# Records for the exercise start
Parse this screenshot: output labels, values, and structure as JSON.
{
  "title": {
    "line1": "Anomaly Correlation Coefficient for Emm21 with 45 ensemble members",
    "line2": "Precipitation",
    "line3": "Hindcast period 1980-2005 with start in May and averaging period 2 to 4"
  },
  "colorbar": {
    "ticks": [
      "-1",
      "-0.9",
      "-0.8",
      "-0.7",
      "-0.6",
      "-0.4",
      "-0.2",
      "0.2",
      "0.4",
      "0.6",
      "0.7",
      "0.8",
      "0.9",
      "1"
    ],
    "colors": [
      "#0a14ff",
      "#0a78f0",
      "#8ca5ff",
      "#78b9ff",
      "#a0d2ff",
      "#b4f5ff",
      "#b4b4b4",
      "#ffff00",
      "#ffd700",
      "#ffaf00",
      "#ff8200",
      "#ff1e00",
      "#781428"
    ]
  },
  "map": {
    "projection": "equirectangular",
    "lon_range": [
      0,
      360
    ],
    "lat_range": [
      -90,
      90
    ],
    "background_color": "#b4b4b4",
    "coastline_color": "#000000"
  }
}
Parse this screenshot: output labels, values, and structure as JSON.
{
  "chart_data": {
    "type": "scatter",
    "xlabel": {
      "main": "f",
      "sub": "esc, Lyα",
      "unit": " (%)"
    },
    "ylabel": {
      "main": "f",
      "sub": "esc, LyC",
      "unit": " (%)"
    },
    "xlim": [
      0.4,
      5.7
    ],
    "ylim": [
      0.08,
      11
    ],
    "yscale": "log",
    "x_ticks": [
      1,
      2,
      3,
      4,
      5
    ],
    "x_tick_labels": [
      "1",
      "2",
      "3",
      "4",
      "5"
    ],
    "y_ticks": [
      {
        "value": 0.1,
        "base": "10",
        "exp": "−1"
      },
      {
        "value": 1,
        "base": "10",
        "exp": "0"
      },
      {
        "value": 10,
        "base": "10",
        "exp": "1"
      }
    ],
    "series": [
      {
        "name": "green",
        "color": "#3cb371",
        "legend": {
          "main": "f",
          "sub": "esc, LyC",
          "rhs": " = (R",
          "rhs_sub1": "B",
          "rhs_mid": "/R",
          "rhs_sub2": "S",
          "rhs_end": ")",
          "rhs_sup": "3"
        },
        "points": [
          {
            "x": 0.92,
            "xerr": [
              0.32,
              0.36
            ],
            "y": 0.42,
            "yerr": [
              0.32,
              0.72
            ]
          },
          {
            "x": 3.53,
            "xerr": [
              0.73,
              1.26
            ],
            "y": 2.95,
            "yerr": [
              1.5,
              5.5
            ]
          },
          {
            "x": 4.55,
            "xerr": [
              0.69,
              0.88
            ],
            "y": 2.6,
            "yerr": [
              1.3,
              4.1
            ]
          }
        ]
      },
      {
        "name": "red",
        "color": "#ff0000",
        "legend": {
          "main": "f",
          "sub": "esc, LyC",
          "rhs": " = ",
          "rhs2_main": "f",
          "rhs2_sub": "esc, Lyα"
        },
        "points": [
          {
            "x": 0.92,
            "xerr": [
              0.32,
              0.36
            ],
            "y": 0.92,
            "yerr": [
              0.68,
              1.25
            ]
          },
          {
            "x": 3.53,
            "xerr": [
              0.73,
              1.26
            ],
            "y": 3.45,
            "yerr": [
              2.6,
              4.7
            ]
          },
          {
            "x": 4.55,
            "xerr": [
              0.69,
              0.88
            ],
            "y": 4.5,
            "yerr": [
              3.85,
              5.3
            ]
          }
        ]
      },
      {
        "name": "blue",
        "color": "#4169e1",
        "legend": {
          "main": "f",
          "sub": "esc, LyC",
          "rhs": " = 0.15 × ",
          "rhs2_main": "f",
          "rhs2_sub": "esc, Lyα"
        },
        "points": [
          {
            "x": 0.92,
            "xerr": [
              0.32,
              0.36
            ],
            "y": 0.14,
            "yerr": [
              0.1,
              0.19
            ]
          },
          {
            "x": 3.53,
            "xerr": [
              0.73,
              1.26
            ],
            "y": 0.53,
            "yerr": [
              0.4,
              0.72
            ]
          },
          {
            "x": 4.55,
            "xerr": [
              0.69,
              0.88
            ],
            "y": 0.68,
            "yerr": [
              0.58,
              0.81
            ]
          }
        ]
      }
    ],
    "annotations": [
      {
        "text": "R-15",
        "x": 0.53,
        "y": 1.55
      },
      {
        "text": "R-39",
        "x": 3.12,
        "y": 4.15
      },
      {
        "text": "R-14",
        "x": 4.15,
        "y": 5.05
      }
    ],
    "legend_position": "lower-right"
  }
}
# Records for the exercise end
Task prompt
For each line above that contains the word "with", copy that line.

Answer to the problem
    "line1": "Anomaly Correlation Coefficient for Emm21 with 45 ensemble members",
    "line3": "Hindcast period 1980-2005 with start in May and averaging period 2 to 4"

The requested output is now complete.